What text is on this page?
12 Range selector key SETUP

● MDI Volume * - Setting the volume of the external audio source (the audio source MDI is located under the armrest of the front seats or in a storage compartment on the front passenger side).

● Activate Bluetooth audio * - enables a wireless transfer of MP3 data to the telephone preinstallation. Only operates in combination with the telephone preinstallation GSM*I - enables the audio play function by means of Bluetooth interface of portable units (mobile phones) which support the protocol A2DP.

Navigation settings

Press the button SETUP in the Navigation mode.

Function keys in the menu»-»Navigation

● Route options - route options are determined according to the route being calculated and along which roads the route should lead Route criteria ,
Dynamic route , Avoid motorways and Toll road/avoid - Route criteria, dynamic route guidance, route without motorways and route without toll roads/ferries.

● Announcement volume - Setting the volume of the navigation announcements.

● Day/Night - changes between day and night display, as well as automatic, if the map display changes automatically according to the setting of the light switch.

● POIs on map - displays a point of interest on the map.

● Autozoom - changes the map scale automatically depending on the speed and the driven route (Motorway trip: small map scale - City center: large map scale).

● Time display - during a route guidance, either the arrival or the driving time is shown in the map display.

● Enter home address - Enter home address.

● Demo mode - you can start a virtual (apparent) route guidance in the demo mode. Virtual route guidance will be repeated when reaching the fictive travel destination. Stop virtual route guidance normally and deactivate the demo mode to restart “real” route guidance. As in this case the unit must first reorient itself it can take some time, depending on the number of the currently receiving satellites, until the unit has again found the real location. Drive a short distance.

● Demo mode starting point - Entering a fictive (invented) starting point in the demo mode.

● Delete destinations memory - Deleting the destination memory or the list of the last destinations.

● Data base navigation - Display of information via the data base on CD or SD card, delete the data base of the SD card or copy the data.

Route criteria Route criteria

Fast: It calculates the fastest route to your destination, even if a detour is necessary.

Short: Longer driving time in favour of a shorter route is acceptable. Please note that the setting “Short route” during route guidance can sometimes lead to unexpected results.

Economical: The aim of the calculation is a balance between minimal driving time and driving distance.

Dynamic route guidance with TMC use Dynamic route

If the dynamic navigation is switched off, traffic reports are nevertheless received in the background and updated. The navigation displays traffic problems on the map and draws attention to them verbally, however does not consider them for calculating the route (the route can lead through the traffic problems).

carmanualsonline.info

+ + + + + + +

Work instructions >> Give only the number of lines in the entries that contain "depending".

Answer in full >> 2